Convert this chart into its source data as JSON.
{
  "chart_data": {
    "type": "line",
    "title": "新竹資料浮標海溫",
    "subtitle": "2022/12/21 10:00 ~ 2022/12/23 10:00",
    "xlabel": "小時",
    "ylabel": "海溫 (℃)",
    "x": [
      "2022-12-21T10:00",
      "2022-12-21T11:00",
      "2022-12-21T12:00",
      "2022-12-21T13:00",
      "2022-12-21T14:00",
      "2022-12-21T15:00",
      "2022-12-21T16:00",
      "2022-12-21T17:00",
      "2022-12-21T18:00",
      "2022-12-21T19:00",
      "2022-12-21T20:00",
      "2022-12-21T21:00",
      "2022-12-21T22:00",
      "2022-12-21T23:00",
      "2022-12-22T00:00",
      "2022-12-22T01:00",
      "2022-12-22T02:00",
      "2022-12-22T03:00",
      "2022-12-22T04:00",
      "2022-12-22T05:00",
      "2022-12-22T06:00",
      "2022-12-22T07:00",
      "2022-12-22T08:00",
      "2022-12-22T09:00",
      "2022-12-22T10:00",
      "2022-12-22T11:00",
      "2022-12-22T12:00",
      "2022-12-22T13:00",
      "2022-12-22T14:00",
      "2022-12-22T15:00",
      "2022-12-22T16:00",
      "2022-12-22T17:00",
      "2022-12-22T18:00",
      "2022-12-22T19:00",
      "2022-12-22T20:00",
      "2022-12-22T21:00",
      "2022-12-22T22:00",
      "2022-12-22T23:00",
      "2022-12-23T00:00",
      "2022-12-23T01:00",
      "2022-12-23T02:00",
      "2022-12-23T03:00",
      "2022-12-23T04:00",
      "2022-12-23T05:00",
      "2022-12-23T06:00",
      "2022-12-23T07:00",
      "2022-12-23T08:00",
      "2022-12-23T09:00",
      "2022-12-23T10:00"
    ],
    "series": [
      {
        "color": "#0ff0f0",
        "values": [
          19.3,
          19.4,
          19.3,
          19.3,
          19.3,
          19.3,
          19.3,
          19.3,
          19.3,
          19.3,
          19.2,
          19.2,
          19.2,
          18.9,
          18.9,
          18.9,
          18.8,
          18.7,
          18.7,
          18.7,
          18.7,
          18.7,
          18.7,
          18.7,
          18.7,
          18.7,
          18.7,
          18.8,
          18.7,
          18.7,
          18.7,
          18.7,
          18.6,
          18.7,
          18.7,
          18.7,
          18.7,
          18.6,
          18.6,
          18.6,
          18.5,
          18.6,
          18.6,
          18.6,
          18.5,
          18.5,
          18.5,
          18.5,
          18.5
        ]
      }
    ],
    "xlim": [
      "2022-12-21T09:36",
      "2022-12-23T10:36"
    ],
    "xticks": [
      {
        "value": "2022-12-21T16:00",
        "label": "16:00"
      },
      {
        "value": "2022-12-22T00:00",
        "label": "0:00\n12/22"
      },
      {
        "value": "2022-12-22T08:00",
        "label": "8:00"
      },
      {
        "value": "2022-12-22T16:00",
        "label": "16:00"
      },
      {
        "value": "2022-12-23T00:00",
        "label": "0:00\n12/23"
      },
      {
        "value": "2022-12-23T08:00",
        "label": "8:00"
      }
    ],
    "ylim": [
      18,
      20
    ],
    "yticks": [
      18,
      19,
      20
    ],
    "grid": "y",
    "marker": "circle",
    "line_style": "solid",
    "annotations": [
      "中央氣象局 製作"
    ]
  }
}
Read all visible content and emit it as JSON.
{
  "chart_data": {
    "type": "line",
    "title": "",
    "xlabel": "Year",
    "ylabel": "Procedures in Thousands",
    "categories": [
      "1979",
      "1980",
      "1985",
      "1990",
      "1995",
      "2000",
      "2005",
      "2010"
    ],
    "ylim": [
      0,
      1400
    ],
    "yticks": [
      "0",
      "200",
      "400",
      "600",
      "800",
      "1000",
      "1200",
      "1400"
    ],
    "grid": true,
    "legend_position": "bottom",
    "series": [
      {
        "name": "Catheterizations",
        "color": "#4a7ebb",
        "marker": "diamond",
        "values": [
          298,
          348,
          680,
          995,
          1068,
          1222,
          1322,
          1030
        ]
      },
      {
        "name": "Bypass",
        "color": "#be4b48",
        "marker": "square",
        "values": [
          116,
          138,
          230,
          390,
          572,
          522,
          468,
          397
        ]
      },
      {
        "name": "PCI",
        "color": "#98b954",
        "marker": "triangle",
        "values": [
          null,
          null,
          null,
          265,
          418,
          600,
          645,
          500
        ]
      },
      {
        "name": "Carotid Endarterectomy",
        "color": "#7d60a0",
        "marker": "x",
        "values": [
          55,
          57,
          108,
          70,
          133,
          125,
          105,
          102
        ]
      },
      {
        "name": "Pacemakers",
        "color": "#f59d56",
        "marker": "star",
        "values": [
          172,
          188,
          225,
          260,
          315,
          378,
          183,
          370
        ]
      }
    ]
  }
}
───
= GIVEN EXERCISE =
Copy the data above in full, character for character.

= RESPONSE TO THIS EXERCISE =
Convert this chart into its source data as JSON.
{
  "chart_data": {
    "type": "line",
    "title": "新竹資料浮標海溫",
    "subtitle": "2022/12/21 10:00 ~ 2022/12/23 10:00",
    "xlabel": "小時",
    "ylabel": "海溫 (℃)",
    "x": [
      "2022-12-21T10:00",
      "2022-12-21T11:00",
      "2022-12-21T12:00",
      "2022-12-21T13:00",
      "2022-12-21T14:00",
      "2022-12-21T15:00",
      "2022-12-21T16:00",
      "2022-12-21T17:00",
      "2022-12-21T18:00",
      "2022-12-21T19:00",
      "2022-12-21T20:00",
      "2022-12-21T21:00",
      "2022-12-21T22:00",
      "2022-12-21T23:00",
      "2022-12-22T00:00",
      "2022-12-22T01:00",
      "2022-12-22T02:00",
      "2022-12-22T03:00",
      "2022-12-22T04:00",
      "2022-12-22T05:00",
      "2022-12-22T06:00",
      "2022-12-22T07:00",
      "2022-12-22T08:00",
      "2022-12-22T09:00",
      "2022-12-22T10:00",
      "2022-12-22T11:00",
      "2022-12-22T12:00",
      "2022-12-22T13:00",
      "2022-12-22T14:00",
      "2022-12-22T15:00",
      "2022-12-22T16:00",
      "2022-12-22T17:00",
      "2022-12-22T18:00",
      "2022-12-22T19:00",
      "2022-12-22T20:00",
      "2022-12-22T21:00",
      "2022-12-22T22:00",
      "2022-12-22T23:00",
      "2022-12-23T00:00",
      "2022-12-23T01:00",
      "2022-12-23T02:00",
      "2022-12-23T03:00",
      "2022-12-23T04:00",
      "2022-12-23T05:00",
      "2022-12-23T06:00",
      "2022-12-23T07:00",
      "2022-12-23T08:00",
      "2022-12-23T09:00",
      "2022-12-23T10:00"
    ],
    "series": [
      {
        "color": "#0ff0f0",
        "values": [
          19.3,
          19.4,
          19.3,
          19.3,
          19.3,
          19.3,
          19.3,
          19.3,
          19.3,
          19.3,
          19.2,
          19.2,
          19.2,
          18.9,
          18.9,
          18.9,
          18.8,
          18.7,
          18.7,
          18.7,
          18.7,
          18.7,
          18.7,
          18.7,
          18.7,
          18.7,
          18.7,
          18.8,
          18.7,
          18.7,
          18.7,
          18.7,
          18.6,
          18.7,
          18.7,
          18.7,
          18.7,
          18.6,
          18.6,
          18.6,
          18.5,
          18.6,
          18.6,
          18.6,
          18.5,
          18.5,
          18.5,
          18.5,
          18.5
        ]
      }
    ],
    "xlim": [
      "2022-12-21T09:36",
      "2022-12-23T10:36"
    ],
    "xticks": [
      {
        "value": "2022-12-21T16:00",
        "label": "16:00"
      },
      {
        "value": "2022-12-22T00:00",
        "label": "0:00\n12/22"
      },
      {
        "value": "2022-12-22T08:00",
        "label": "8:00"
      },
      {
        "value": "2022-12-22T16:00",
        "label": "16:00"
      },
      {
        "value": "2022-12-23T00:00",
        "label": "0:00\n12/23"
      },
      {
        "value": "2022-12-23T08:00",
        "label": "8:00"
      }
    ],
    "ylim": [
      18,
      20
    ],
    "yticks": [
      18,
      19,
      20
    ],
    "grid": "y",
    "marker": "circle",
    "line_style": "solid",
    "annotations": [
      "中央氣象局 製作"
    ]
  }
}
Read all visible content and emit it as JSON.
{
  "chart_data": {
    "type": "line",
    "title": "",
    "xlabel": "Year",
    "ylabel": "Procedures in Thousands",
    "categories": [
      "1979",
      "1980",
      "1985",
      "1990",
      "1995",
      "2000",
      "2005",
      "2010"
    ],
    "ylim": [
      0,
      1400
    ],
    "yticks": [
      "0",
      "200",
      "400",
      "600",
      "800",
      "1000",
      "1200",
      "1400"
    ],
    "grid": true,
    "legend_position": "bottom",
    "series": [
      {
        "name": "Catheterizations",
        "color": "#4a7ebb",
        "marker": "diamond",
        "values": [
          298,
          348,
          680,
          995,
          1068,
          1222,
          1322,
          1030
        ]
      },
      {
        "name": "Bypass",
        "color": "#be4b48",
        "marker": "square",
        "values": [
          116,
          138,
          230,
          390,
          572,
          522,
          468,
          397
        ]
      },
      {
        "name": "PCI",
        "color": "#98b954",
        "marker": "triangle",
        "values": [
          null,
          null,
          null,
          265,
          418,
          600,
          645,
          500
        ]
      },
      {
        "name": "Carotid Endarterectomy",
        "color": "#7d60a0",
        "marker": "x",
        "values": [
          55,
          57,
          108,
          70,
          133,
          125,
          105,
          102
        ]
      },
      {
        "name": "Pacemakers",
        "color": "#f59d56",
        "marker": "star",
        "values": [
          172,
          188,
          225,
          260,
          315,
          378,
          183,
          370
        ]
      }
    ]
  }
}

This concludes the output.